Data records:
◇ ◇ ◇ ◇

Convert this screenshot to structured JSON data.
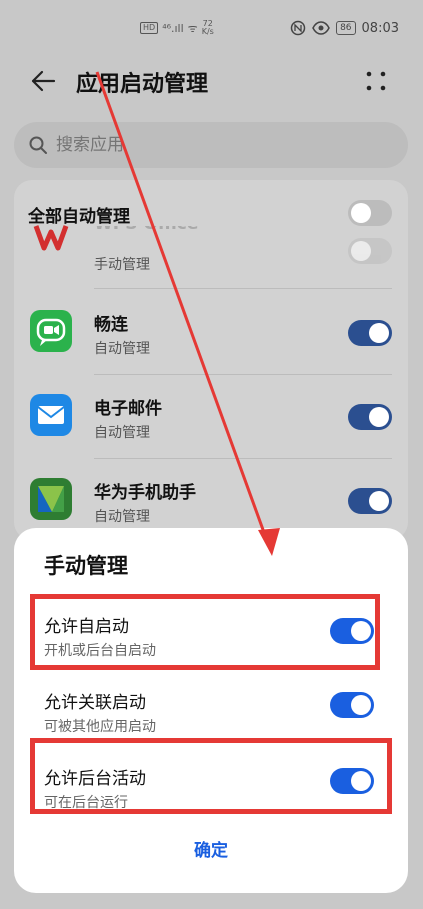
{
  "status_bar": {
    "hd": "HD",
    "signal": "⁴⁶.ıll",
    "wifi": "ᯤ",
    "speed_value": "72",
    "speed_unit": "K/s",
    "icons": [
      "nfc-icon",
      "eye-icon"
    ],
    "battery": "86",
    "time": "08:03"
  },
  "header": {
    "title": "应用启动管理"
  },
  "search": {
    "placeholder": "搜索应用"
  },
  "list": {
    "all_label": "全部自动管理",
    "all_toggle": "off",
    "apps": [
      {
        "name": "WPS Office",
        "status": "手动管理",
        "toggle": "off",
        "icon": "wps-icon",
        "icon_color": "#d32f2f"
      },
      {
        "name": "畅连",
        "status": "自动管理",
        "toggle": "on",
        "icon": "changlian-icon",
        "icon_color": "#2bb24c"
      },
      {
        "name": "电子邮件",
        "status": "自动管理",
        "toggle": "on",
        "icon": "email-icon",
        "icon_color": "#1e88e5"
      },
      {
        "name": "华为手机助手",
        "status": "自动管理",
        "toggle": "on",
        "icon": "hisuite-icon",
        "icon_color": "#2e7d32"
      }
    ]
  },
  "sheet": {
    "title": "手动管理",
    "options": [
      {
        "label": "允许自启动",
        "desc": "开机或后台自启动",
        "toggle": "on",
        "highlighted": true
      },
      {
        "label": "允许关联启动",
        "desc": "可被其他应用启动",
        "toggle": "on",
        "highlighted": false
      },
      {
        "label": "允许后台活动",
        "desc": "可在后台运行",
        "toggle": "on",
        "highlighted": true
      }
    ],
    "confirm": "确定"
  },
  "colors": {
    "accent": "#1a5fe0",
    "annotation": "#e53935"
  }
}
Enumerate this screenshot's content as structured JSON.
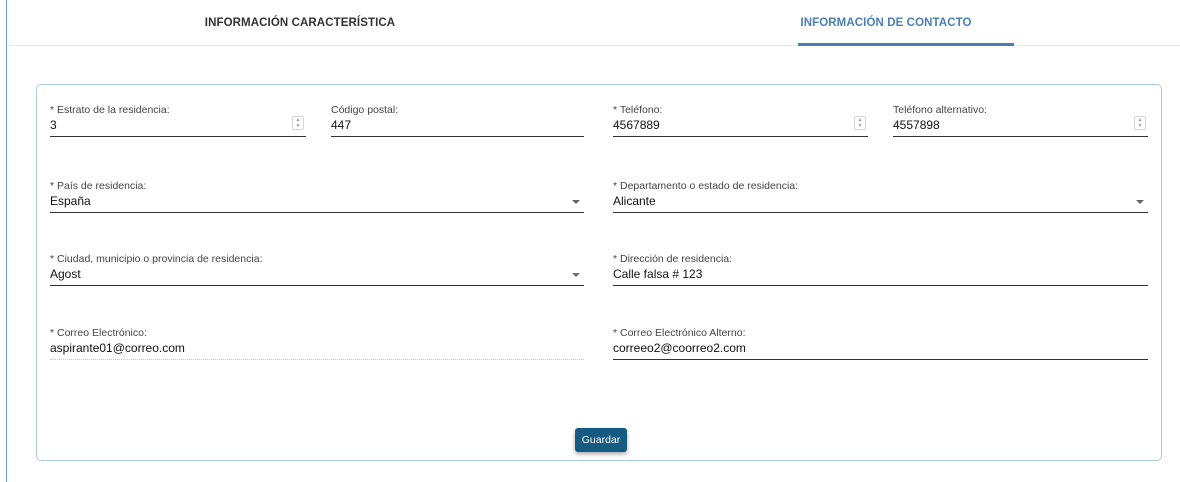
{
  "tabs": [
    {
      "label": "INFORMACIÓN CARACTERÍSTICA",
      "active": false
    },
    {
      "label": "INFORMACIÓN DE CONTACTO",
      "active": true
    }
  ],
  "colors": {
    "accent": "#4a7fb5",
    "button": "#155a80",
    "card_border": "#a9cbe6"
  },
  "form": {
    "estrato": {
      "label": "* Estrato de la residencia:",
      "value": "3"
    },
    "codigo_postal": {
      "label": "Código postal:",
      "value": "447"
    },
    "telefono": {
      "label": "* Teléfono:",
      "value": "4567889"
    },
    "telefono_alt": {
      "label": "Teléfono alternativo:",
      "value": "4557898"
    },
    "pais": {
      "label": "* País de residencia:",
      "value": "España"
    },
    "departamento": {
      "label": "* Departamento o estado de residencia:",
      "value": "Alicante"
    },
    "ciudad": {
      "label": "* Ciudad, municipio o provincia de residencia:",
      "value": "Agost"
    },
    "direccion": {
      "label": "* Dirección de residencia:",
      "value": "Calle falsa # 123"
    },
    "correo": {
      "label": "* Correo Electrónico:",
      "value": "aspirante01@correo.com"
    },
    "correo_alt": {
      "label": "* Correo Electrónico Alterno:",
      "value": "correeo2@coorreo2.com"
    }
  },
  "actions": {
    "save_label": "Guardar"
  },
  "icons": {
    "spinner": "spinner-icon",
    "dropdown": "dropdown-arrow-icon"
  }
}
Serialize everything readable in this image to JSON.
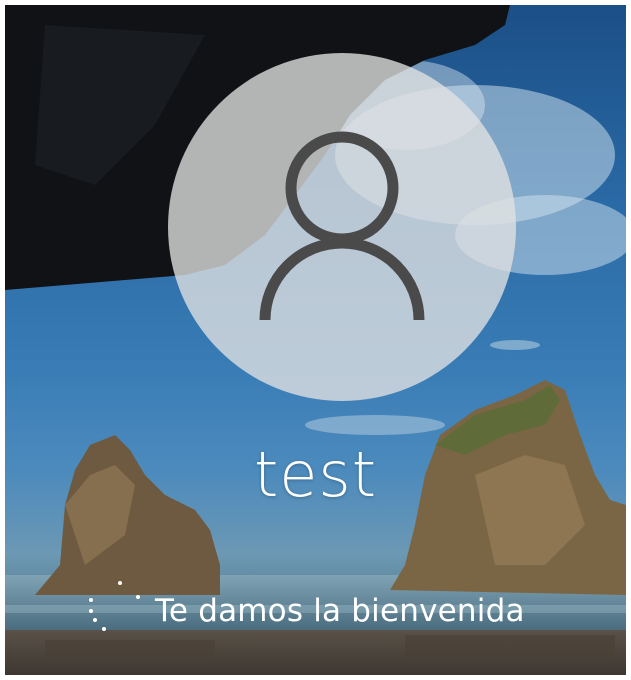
{
  "lock_screen": {
    "user": {
      "avatar_icon": "user-silhouette-icon",
      "name": "test"
    },
    "status": {
      "spinner_icon": "loading-dots-icon",
      "message": "Te damos la bienvenida"
    }
  },
  "colors": {
    "avatar_circle": "#e2e2e2",
    "avatar_glyph": "#4a4a4a",
    "text": "#ffffff"
  }
}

◇ ◇ ◇ ◇

=== What the task requires ===
Return the listing above unchanged, apart from dropping its pictures.

=== Task result ===
Convert this screenshot to structured JSON data.
{
  "status_bar": {
    "hd": "HD",
    "signal": "⁴⁶.ıll",
    "wifi": "ᯤ",
    "speed_value": "72",
    "speed_unit": "K/s",
    "icons": [
      "nfc-icon",
      "eye-icon"
    ],
    "battery": "86",
    "time": "08:03"
  },
  "header": {
    "title": "应用启动管理"
  },
  "search": {
    "placeholder": "搜索应用"
  },
  "list": {
    "all_label": "全部自动管理",
    "all_toggle": "off",
    "apps": [
      {
        "name": "WPS Office",
        "status": "手动管理",
        "toggle": "off",
        "icon": "wps-icon",
        "icon_color": "#d32f2f"
      },
      {
        "name": "畅连",
        "status": "自动管理",
        "toggle": "on",
        "icon": "changlian-icon",
        "icon_color": "#2bb24c"
      },
      {
        "name": "电子邮件",
        "status": "自动管理",
        "toggle": "on",
        "icon": "email-icon",
        "icon_color": "#1e88e5"
      },
      {
        "name": "华为手机助手",
        "status": "自动管理",
        "toggle": "on",
        "icon": "hisuite-icon",
        "icon_color": "#2e7d32"
      }
    ]
  },
  "sheet": {
    "title": "手动管理",
    "options": [
      {
        "label": "允许自启动",
        "desc": "开机或后台自启动",
        "toggle": "on",
        "highlighted": true
      },
      {
        "label": "允许关联启动",
        "desc": "可被其他应用启动",
        "toggle": "on",
        "highlighted": false
      },
      {
        "label": "允许后台活动",
        "desc": "可在后台运行",
        "toggle": "on",
        "highlighted": true
      }
    ],
    "confirm": "确定"
  },
  "colors": {
    "accent": "#1a5fe0",
    "annotation": "#e53935"
  }
}
Enumerate this screenshot's content as structured JSON.
{
  "tabs": [
    {
      "label": "INFORMACIÓN CARACTERÍSTICA",
      "active": false
    },
    {
      "label": "INFORMACIÓN DE CONTACTO",
      "active": true
    }
  ],
  "colors": {
    "accent": "#4a7fb5",
    "button": "#155a80",
    "card_border": "#a9cbe6"
  },
  "form": {
    "estrato": {
      "label": "* Estrato de la residencia:",
      "value": "3"
    },
    "codigo_postal": {
      "label": "Código postal:",
      "value": "447"
    },
    "telefono": {
      "label": "* Teléfono:",
      "value": "4567889"
    },
    "telefono_alt": {
      "label": "Teléfono alternativo:",
      "value": "4557898"
    },
    "pais": {
      "label": "* País de residencia:",
      "value": "España"
    },
    "departamento": {
      "label": "* Departamento o estado de residencia:",
      "value": "Alicante"
    },
    "ciudad": {
      "label": "* Ciudad, municipio o provincia de residencia:",
      "value": "Agost"
    },
    "direccion": {
      "label": "* Dirección de residencia:",
      "value": "Calle falsa # 123"
    },
    "correo": {
      "label": "* Correo Electrónico:",
      "value": "aspirante01@correo.com"
    },
    "correo_alt": {
      "label": "* Correo Electrónico Alterno:",
      "value": "correeo2@coorreo2.com"
    }
  },
  "actions": {
    "save_label": "Guardar"
  },
  "icons": {
    "spinner": "spinner-icon",
    "dropdown": "dropdown-arrow-icon"
  }
}
Serialize everything readable in this image to JSON.
{
  "lock_screen": {
    "user": {
      "avatar_icon": "user-silhouette-icon",
      "name": "test"
    },
    "status": {
      "spinner_icon": "loading-dots-icon",
      "message": "Te damos la bienvenida"
    }
  },
  "colors": {
    "avatar_circle": "#e2e2e2",
    "avatar_glyph": "#4a4a4a",
    "text": "#ffffff"
  }
}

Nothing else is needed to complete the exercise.